= Zadanie 1 =
Zaktualizuj wiersze rekordów od wiersza z „graduates-prefix: The graduates” aż do wiersza z „outline-subitem-label: Using Primary” włącznie. Podaj je ponownie z „Writing Proposals” zamienionym na „Drafting Proposals”, a wszystko inne zostaw bez zmian.

= Fragment tekstu =
--------------------------------------------------

W okresie okupacji niemieckiej, leżący na uboczu dwór, był idealnym miejscem dla ruchu oporu. Już we wrześniu 1939 r., po klęsce swojego oddziału, dotarł do Dołęgi mjr Kazimierz Tumidajski, brat Juliana, właściciela dworu. Awansowany do stopnia generała brygady, był komendantem Lubelskiego Okręgu Armii Krajowej.

Najciekawszym wojennym epizodem był chyba pobyt we dworze dr. Józefa Retingera, kontrowersyjnej postaci, wokół której historycy snują domysły i hipotezy, a nic nie jest pewne. Postać nietuzinkowa, specjalność: polityka zakulisowa. Jeden z twórców zjednoczonej Europy. Miał wolny wstęp zarówno na Downing Street 10, jak i do Białego Domu. Retinger był pierwszym Polakiem, z którym o katastrofie w Gibraltarze rozmawiał brytyjski premier. O to, że jest brytyjskim agentem, oskarżano Retingera od czasów I wojny. Do wywiadu brytyjskiego jakoby zaprotegował go Conrad.

Był najstarszym wiekiem cichociemnym (miał wtedy prawie 60 lat!), zrzuconym do kraju. Retinger, po wykonaniu na terenie Polski misji, miał odlecieć do Londynu z lądowiska Jadowniki Mokre, położonego kilka kilometrów od Dołęgi. Było to miejsce lądowań alianckich samolotów w ramach akcji,,Most II" i, ,Most III". Mostami nazywano loty samolotów lądujących w okupowanej Polsce, które po przeładunku natychmiast startowały z powrotem do Londynu via Brindisi (aliancką bazę we Włoszech). Retinger w Dołędze czekał na samolot. Nie dotarł jednak na pokład; najpierw zaaranżowano wypadek bryczki, którą jechał, potem próbowano go... otruć, wykonując wyrok śmierci wydany przez kierownictwo AK (podejrzewano, że jest agentem podwójnym, brytyjskim i radzieckim!). Ostatecznie Retinger wyleciał do Londynu podczas akcji, Most III", w lipcu 1944 r., zabierając raporty, pocztę oraz fragmenty nowej niemieckiej broni - rakiety V-2, a także Tomasza Arciszewskiego, który później został premierem rządu emigracyjnego.

--------------------------------------------------

= Dane wejściowe =
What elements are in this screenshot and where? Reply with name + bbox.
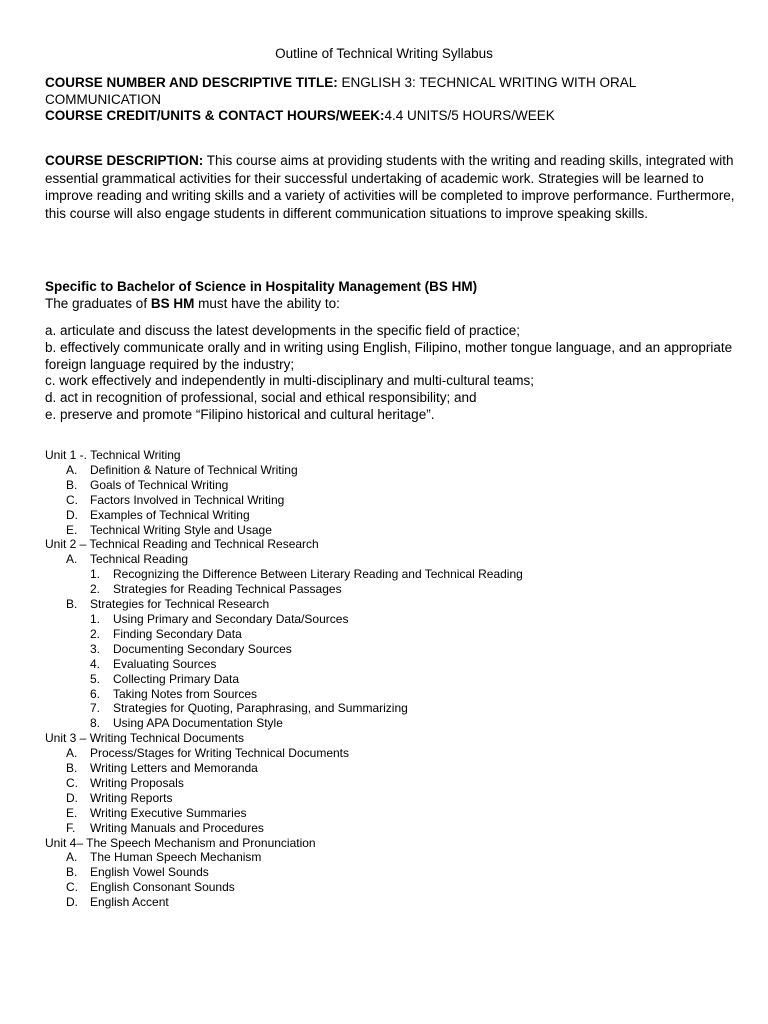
graduates-prefix: The graduates of — [45, 296, 148, 311]
outline-item-label: Writing Proposals — [90, 775, 184, 790]
ability-item: d. act in recognition of professional, social and ethical responsibility; and — [45, 390, 477, 406]
program-section — [45, 278, 735, 312]
outline-subitem-marker: 7. — [90, 701, 101, 716]
outline-item — [45, 791, 735, 806]
outline-subitem — [45, 701, 735, 716]
outline-subitem-label: Using Primary and Secondary Data/Sources — [113, 611, 349, 626]
outline-item — [45, 493, 735, 508]
outline-subitem-marker: 8. — [90, 716, 101, 731]
outline-item-label: English Vowel Sounds — [90, 865, 209, 880]
outline-item — [45, 597, 735, 612]
outline-item-marker: B. — [66, 477, 78, 492]
outline-subitem — [45, 657, 735, 672]
outline-item-label: Examples of Technical Writing — [90, 507, 250, 522]
outline-item — [45, 478, 735, 493]
outline-item-marker: E. — [66, 805, 78, 820]
outline-item-marker: B. — [66, 761, 78, 776]
outline-item-marker: A. — [66, 552, 78, 567]
outline-item-label: The Human Speech Mechanism — [90, 850, 262, 865]
outline-item — [45, 806, 735, 821]
outline-item-marker: A. — [66, 746, 78, 761]
outline-item-marker: D. — [66, 507, 78, 522]
outline-item-label: English Consonant Sounds — [90, 880, 235, 895]
page-title: Outline of Technical Writing Syllabus — [275, 46, 493, 61]
outline-item-label: Goals of Technical Writing — [90, 477, 229, 492]
course-description-label: COURSE DESCRIPTION: — [45, 153, 204, 168]
ability-item: a. articulate and discuss the latest developments in the specific field of practice; — [45, 323, 521, 338]
outline-subitem-marker: 1. — [90, 611, 101, 626]
course-number-value: ENGLISH 3: TECHNICAL WRITING WITH ORAL COMMUNICATION — [45, 75, 636, 107]
outline-item-label: Process/Stages for Writing Technical Documents — [90, 746, 350, 761]
outline-subitem-marker: 2. — [90, 626, 101, 641]
outline-item — [45, 880, 735, 895]
outline-subitem-label: Collecting Primary Data — [113, 671, 240, 686]
outline-item-marker: C. — [66, 880, 78, 895]
outline-item-label: English Accent — [90, 895, 169, 910]
outline-item-label: Writing Letters and Memoranda — [90, 761, 258, 776]
outline-item-marker: F. — [66, 820, 76, 835]
outline-item — [45, 895, 735, 910]
outline-subitem-label: Strategies for Reading Technical Passages — [113, 582, 342, 597]
outline-subitem — [45, 716, 735, 731]
outline-item — [45, 821, 735, 836]
course-description — [45, 152, 735, 222]
outline-item — [45, 746, 735, 761]
outline-subitem-label: Documenting Secondary Sources — [113, 641, 292, 656]
unit-title: Unit 4– The Speech Mechanism and Pronunciation — [45, 835, 316, 850]
outline-subitem — [45, 567, 735, 582]
outline-item — [45, 865, 735, 880]
outline-item — [45, 508, 735, 523]
outline-subitem-label: Recognizing the Difference Between Literary Reading and Technical Reading — [113, 567, 523, 582]
outline-item — [45, 850, 735, 865]
outline-item — [45, 523, 735, 538]
outline-subitem-marker: 6. — [90, 686, 101, 701]
outline-subitem — [45, 687, 735, 702]
graduates-program: BS HM — [150, 296, 195, 311]
outline-item-marker: B. — [66, 597, 78, 612]
outline-item — [45, 776, 735, 791]
outline-item-label: Writing Manuals and Procedures — [90, 820, 264, 835]
outline-item-marker: E. — [66, 522, 78, 537]
course-description-text: This course aims at providing students with the writing and reading skills, integrated with essential grammatical activities for their successful undertaking of academic work. Strategies will be learned to improve reading and writing skills and a variety of activities will be completed to improve performance. Furthermore, this course will also engage students in different communication situations to improve speaking skills. — [45, 153, 735, 221]
outline-item — [45, 761, 735, 776]
outline-item-marker: A. — [66, 462, 78, 477]
units-outline — [45, 448, 735, 910]
outline-item — [45, 552, 735, 567]
outline-item-label: Writing Executive Summaries — [90, 805, 247, 820]
outline-subitem-marker: 2. — [90, 582, 101, 597]
abilities-list — [45, 323, 735, 424]
ability-item: b. effectively communicate orally and in writing using English, Filipino, mother tongue language, and an appropriate foreign language required by the industry; — [45, 339, 733, 372]
outline-item-label: Definition & Nature of Technical Writing — [90, 462, 298, 477]
unit-title: Unit 1 -. Technical Writing — [45, 448, 181, 462]
outline-item-marker: D. — [66, 895, 78, 910]
outline-subitem — [45, 627, 735, 642]
outline-item-label: Factors Involved in Technical Writing — [90, 492, 285, 507]
course-number-label: COURSE NUMBER AND DESCRIPTIVE TITLE: — [45, 75, 338, 90]
outline-subitem — [45, 672, 735, 687]
outline-subitem — [45, 612, 735, 627]
course-credit-line — [45, 108, 735, 125]
outline-item-marker: D. — [66, 790, 78, 805]
outline-item-label: Technical Writing Style and Usage — [90, 522, 272, 537]
ability-item: e. preserve and promote “Filipino historical and cultural heritage”. — [45, 406, 435, 422]
outline-item-label: Technical Reading — [90, 552, 189, 567]
outline-item-marker: C. — [66, 492, 78, 507]
outline-item-label: Strategies for Technical Research — [90, 597, 270, 612]
outline-subitem-marker: 3. — [90, 641, 101, 656]
outline-subitem-marker: 4. — [90, 656, 101, 671]
graduates-line — [45, 295, 735, 312]
course-credit-value: 4.4 UNITS/5 HOURS/WEEK — [384, 108, 555, 123]
ability-item: c. work effectively and independently in multi-disciplinary and multi-cultural teams; — [45, 373, 534, 389]
outline-subitem — [45, 582, 735, 597]
graduates-suffix: must have the ability to: — [198, 296, 340, 311]
outline-subitem-label: Taking Notes from Sources — [113, 686, 258, 701]
outline-subitem — [45, 642, 735, 657]
outline-item-marker: C. — [66, 775, 78, 790]
outline-item — [45, 463, 735, 478]
course-number-line — [45, 75, 735, 108]
outline-item-marker: A. — [66, 850, 78, 865]
unit-title: Unit 2 – Technical Reading and Technical Research — [45, 537, 319, 552]
course-credit-label: COURSE CREDIT/UNITS & CONTACT HOURS/WEEK: — [45, 108, 385, 123]
outline-item-marker: B. — [66, 865, 78, 880]
unit-title: Unit 3 – Writing Technical Documents — [45, 731, 244, 746]
outline-subitem-label: Finding Secondary Data — [113, 626, 242, 641]
outline-item-label: Writing Reports — [90, 790, 173, 805]
outline-subitem-marker: 1. — [90, 567, 101, 582]
course-meta — [45, 75, 735, 125]
outline-subitem-marker: 5. — [90, 671, 101, 686]
outline-subitem-label: Evaluating Sources — [113, 656, 217, 671]
program-heading: Specific to Bachelor of Science in Hospitality Management (BS HM) — [45, 279, 478, 294]
outline-subitem-label: Using APA Documentation Style — [113, 716, 283, 731]
outline-subitem-label: Strategies for Quoting, Paraphrasing, and Summarizing — [113, 701, 408, 716]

--------------------------------------------------

= Zadanie 2 =
Ustal, czy poniższe stwierdzenia zgadzają się z tekstem o dworze w Dołędze. Przy każdym odpowiedz „tak” lub „nie” i przytocz rozstrzygające słowa tekstu.
(a) Retinger odleciał do Londynu w lipcu 1944 r.
(b) Lądowisko Jadowniki Mokre leżało kilkadziesiąt kilometrów od Dołęgi.
(c) Kazimierz Tumidajski był właścicielem dworu.

= Poprawna odpowiedź 1 =
graduates-prefix: The graduates of — [45, 296, 148, 311]
outline-item-label: Drafting Proposals — [90, 775, 184, 790]
ability-item: d. act in recognition of professional, social and ethical responsibility; and — [45, 390, 477, 406]
program-section — [45, 278, 735, 312]
outline-subitem-marker: 7. — [90, 701, 101, 716]
outline-item — [45, 791, 735, 806]
outline-subitem — [45, 701, 735, 716]
outline-subitem-label: Using Primary and Secondary Data/Sources — [113, 611, 349, 626]

= Poprawna odpowiedź 2 =
(a) Tak: „Ostatecznie Retinger wyleciał do Londynu” oraz „w lipcu 1944 r.”
(b) Nie: „położonego kilka kilometrów od Dołęgi”.
(c) Nie: „brat Juliana, właściciela dworu”.